Task: Scan the records for the word "years". Copy each line that includes it.
===
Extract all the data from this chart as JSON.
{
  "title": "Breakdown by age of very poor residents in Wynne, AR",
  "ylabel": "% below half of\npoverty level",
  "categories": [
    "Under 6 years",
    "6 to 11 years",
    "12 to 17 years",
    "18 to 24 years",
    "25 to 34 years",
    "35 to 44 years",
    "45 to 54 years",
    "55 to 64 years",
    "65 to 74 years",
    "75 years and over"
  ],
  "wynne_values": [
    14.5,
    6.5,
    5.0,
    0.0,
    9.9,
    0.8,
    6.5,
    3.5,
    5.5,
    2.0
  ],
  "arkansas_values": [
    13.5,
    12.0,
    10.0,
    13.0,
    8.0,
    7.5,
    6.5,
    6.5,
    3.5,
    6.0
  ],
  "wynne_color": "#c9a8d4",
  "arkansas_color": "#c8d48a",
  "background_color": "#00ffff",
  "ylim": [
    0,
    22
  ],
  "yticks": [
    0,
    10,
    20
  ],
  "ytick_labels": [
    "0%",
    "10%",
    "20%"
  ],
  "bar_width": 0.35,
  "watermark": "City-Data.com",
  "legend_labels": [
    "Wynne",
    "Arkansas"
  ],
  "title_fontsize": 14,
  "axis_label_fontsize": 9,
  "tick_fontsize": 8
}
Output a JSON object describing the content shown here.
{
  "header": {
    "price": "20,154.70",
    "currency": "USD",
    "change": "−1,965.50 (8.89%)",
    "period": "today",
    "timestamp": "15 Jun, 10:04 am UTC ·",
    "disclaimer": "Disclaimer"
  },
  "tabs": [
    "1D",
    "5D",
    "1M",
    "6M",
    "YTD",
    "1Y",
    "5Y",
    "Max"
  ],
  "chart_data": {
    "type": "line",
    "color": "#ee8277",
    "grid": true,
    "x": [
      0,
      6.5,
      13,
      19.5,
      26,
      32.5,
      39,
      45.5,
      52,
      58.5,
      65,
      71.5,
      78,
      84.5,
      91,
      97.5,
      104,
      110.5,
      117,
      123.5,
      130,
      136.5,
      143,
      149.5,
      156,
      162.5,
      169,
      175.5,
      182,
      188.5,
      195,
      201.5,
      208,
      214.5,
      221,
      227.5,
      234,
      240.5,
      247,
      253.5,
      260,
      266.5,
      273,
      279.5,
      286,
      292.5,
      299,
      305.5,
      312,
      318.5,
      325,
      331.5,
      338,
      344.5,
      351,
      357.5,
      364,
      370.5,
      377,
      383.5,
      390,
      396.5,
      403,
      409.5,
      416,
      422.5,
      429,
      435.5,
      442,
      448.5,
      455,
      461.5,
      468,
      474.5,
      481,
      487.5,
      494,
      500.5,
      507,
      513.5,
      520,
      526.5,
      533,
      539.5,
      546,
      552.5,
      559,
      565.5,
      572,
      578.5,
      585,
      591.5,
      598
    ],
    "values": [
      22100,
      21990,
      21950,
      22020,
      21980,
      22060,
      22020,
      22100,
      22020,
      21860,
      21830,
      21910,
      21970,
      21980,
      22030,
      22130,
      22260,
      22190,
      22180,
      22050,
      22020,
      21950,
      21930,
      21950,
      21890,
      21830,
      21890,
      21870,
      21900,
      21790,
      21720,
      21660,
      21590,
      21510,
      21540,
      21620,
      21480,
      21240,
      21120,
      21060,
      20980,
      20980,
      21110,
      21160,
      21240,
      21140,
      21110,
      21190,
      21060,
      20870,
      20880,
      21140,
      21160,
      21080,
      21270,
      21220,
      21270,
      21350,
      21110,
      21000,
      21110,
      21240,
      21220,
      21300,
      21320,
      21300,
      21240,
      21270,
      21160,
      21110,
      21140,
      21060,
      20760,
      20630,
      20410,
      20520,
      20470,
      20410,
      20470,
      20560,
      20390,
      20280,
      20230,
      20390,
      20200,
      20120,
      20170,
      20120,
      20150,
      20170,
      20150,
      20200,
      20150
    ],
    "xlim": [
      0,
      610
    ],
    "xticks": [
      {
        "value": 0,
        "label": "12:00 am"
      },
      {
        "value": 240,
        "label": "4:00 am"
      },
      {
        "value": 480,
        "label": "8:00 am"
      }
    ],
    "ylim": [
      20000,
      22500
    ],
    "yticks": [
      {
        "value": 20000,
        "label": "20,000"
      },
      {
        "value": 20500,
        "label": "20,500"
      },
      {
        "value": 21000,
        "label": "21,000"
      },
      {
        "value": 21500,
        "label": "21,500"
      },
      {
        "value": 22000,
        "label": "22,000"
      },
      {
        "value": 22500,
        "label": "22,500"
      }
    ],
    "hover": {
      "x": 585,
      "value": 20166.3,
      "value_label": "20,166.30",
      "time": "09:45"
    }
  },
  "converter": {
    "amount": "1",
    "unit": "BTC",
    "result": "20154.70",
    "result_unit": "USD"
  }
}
===
Final answer:
    "Under 6 years",
    "6 to 11 years",
    "12 to 17 years",
    "18 to 24 years",
    "25 to 34 years",
    "35 to 44 years",
    "45 to 54 years",
    "55 to 64 years",
    "65 to 74 years",
    "75 years and over"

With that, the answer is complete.